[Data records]

******

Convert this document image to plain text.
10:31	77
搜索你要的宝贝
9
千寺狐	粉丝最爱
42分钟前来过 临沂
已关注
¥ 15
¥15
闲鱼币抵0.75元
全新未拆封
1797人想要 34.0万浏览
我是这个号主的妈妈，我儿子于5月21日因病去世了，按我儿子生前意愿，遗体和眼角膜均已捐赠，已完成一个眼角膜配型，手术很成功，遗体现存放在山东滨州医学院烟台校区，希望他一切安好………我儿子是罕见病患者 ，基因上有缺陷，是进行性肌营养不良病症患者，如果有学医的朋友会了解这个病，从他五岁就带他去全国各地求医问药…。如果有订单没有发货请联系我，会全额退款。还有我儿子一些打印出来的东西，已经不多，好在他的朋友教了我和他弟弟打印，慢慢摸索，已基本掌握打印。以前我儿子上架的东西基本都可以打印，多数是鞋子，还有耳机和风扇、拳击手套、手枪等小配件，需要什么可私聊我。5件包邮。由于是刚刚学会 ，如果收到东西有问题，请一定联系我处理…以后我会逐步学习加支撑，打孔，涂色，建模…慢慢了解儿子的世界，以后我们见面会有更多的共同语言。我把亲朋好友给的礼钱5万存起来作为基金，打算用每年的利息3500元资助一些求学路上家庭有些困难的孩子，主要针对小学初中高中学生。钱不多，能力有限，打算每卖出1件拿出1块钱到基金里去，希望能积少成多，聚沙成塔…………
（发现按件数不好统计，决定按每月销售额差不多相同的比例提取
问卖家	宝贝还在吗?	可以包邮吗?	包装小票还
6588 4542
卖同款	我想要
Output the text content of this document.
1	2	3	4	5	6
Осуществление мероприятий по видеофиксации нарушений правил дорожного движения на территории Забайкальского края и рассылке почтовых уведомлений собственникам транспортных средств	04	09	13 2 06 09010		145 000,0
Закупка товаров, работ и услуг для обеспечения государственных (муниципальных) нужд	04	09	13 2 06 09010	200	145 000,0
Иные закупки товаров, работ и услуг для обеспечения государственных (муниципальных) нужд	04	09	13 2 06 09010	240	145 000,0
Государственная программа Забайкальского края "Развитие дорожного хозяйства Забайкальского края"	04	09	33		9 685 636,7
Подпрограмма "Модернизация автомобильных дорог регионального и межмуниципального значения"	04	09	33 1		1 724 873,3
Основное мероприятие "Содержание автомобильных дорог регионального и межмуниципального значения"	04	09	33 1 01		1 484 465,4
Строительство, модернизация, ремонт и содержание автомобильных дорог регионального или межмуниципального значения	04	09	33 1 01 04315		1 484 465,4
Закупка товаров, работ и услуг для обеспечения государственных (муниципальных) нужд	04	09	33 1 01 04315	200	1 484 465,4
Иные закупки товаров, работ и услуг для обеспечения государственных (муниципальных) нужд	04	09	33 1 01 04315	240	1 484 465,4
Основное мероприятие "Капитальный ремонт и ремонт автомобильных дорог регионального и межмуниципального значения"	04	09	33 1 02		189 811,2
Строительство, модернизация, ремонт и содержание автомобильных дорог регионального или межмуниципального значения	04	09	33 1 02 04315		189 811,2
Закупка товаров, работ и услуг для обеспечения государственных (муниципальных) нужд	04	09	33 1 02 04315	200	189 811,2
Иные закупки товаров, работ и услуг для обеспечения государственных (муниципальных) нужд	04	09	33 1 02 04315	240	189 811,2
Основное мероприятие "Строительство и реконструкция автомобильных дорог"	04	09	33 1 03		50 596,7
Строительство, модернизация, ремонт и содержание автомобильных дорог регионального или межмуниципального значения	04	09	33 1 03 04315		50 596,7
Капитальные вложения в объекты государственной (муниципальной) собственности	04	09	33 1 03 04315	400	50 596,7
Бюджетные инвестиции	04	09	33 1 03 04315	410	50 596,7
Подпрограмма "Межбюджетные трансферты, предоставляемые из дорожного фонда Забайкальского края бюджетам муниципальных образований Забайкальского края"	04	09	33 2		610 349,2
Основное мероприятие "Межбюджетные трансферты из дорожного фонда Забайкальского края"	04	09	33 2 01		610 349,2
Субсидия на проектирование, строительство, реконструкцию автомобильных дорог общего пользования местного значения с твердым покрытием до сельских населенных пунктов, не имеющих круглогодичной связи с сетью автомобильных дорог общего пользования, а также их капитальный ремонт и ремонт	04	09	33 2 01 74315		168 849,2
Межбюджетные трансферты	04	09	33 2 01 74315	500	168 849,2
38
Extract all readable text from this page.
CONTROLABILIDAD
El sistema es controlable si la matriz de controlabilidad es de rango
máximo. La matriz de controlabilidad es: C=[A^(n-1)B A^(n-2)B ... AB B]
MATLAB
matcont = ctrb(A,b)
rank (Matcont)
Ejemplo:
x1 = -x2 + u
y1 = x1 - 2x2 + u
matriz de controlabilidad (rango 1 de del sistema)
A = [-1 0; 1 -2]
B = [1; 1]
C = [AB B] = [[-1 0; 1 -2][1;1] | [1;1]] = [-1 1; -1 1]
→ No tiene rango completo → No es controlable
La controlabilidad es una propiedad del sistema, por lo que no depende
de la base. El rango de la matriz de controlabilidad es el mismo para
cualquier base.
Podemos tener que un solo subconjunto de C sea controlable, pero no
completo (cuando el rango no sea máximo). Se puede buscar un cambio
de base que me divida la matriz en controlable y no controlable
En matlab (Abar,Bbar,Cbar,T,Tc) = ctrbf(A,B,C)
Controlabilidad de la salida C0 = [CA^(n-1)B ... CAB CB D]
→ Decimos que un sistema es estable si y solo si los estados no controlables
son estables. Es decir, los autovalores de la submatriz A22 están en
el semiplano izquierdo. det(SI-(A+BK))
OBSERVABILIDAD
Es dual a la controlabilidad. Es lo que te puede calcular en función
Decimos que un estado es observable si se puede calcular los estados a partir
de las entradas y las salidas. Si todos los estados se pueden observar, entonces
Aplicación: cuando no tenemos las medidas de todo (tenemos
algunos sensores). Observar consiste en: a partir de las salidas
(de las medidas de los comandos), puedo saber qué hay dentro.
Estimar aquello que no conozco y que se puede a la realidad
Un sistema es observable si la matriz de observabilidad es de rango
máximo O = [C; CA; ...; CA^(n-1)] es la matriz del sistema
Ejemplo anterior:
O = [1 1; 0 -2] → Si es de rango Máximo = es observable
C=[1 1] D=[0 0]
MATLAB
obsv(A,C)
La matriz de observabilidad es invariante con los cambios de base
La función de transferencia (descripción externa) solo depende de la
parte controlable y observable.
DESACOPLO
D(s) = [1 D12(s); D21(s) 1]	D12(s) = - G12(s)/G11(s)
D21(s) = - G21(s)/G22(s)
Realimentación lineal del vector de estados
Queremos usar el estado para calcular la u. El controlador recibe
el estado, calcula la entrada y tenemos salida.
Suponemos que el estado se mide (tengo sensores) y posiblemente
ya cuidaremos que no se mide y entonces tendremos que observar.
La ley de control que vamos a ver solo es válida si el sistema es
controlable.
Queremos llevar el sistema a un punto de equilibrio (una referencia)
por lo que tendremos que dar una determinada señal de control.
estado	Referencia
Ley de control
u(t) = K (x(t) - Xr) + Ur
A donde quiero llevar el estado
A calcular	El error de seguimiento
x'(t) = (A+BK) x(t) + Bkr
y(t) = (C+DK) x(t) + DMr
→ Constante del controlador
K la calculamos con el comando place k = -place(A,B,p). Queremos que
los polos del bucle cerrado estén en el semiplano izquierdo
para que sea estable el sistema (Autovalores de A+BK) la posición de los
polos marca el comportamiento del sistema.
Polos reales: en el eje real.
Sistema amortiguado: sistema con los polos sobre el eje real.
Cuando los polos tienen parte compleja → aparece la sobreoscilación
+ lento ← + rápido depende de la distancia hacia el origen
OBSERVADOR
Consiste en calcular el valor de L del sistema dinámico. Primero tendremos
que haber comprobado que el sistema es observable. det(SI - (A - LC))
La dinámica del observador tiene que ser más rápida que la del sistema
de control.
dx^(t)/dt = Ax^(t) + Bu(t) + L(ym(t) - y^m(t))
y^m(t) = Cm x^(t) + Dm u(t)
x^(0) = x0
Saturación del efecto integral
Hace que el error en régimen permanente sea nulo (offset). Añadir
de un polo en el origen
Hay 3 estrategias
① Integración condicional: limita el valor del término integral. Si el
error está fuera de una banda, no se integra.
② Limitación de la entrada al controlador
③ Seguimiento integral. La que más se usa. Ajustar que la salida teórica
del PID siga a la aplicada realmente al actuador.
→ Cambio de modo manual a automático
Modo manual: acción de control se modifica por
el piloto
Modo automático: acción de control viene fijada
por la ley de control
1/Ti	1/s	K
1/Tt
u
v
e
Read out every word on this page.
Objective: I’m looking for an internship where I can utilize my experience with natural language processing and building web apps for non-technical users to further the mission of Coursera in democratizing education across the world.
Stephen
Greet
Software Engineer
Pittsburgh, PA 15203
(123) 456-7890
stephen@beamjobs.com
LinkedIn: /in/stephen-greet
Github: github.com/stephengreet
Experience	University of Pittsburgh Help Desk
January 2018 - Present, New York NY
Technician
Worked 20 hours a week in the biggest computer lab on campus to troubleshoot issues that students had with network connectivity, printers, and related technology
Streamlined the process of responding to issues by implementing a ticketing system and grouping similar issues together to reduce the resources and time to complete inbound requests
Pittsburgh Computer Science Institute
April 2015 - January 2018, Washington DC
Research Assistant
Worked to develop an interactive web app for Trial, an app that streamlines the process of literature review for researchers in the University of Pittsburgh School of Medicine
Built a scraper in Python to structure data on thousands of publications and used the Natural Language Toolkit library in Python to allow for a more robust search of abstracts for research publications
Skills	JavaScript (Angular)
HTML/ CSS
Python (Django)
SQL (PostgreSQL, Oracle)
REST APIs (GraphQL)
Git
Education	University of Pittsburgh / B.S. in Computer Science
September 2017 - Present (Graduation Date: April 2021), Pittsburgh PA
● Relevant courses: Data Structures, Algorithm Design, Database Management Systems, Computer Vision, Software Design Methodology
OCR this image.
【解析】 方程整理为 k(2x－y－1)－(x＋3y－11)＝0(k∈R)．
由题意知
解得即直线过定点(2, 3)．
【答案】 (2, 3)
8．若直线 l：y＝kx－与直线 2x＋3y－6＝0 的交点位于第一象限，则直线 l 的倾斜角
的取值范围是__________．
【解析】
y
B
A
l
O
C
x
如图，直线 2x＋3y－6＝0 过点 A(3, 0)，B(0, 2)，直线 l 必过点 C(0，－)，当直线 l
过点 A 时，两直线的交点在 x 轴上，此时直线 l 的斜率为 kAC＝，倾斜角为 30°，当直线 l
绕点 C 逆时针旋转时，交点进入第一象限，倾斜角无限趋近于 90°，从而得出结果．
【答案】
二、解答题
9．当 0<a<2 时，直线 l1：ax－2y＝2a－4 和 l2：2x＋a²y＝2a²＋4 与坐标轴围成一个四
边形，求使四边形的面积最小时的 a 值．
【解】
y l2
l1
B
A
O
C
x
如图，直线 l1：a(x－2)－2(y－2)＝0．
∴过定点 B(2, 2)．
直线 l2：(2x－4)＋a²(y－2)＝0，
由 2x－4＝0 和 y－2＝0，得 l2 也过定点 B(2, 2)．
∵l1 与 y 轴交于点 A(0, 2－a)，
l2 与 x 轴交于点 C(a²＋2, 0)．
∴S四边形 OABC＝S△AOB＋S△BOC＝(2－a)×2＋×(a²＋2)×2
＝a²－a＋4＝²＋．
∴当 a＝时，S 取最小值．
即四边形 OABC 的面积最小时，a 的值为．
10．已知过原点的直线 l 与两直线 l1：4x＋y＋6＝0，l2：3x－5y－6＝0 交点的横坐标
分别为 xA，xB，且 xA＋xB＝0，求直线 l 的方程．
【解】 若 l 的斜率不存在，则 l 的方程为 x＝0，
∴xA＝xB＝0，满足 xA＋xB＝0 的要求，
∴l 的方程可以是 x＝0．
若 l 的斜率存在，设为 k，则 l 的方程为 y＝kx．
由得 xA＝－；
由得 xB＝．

******

Scan the entries above for the word "государственных" and collect each line holding it.

Закупка товаров, работ и услуг для обеспечения государственных (муниципальных) нужд	04	09	13 2 06 09010	200	145 000,0
Иные закупки товаров, работ и услуг для обеспечения государственных (муниципальных) нужд	04	09	13 2 06 09010	240	145 000,0
Закупка товаров, работ и услуг для обеспечения государственных (муниципальных) нужд	04	09	33 1 01 04315	200	1 484 465,4
Иные закупки товаров, работ и услуг для обеспечения государственных (муниципальных) нужд	04	09	33 1 01 04315	240	1 484 465,4
Закупка товаров, работ и услуг для обеспечения государственных (муниципальных) нужд	04	09	33 1 02 04315	200	189 811,2
Иные закупки товаров, работ и услуг для обеспечения государственных (муниципальных) нужд	04	09	33 1 02 04315	240	189 811,2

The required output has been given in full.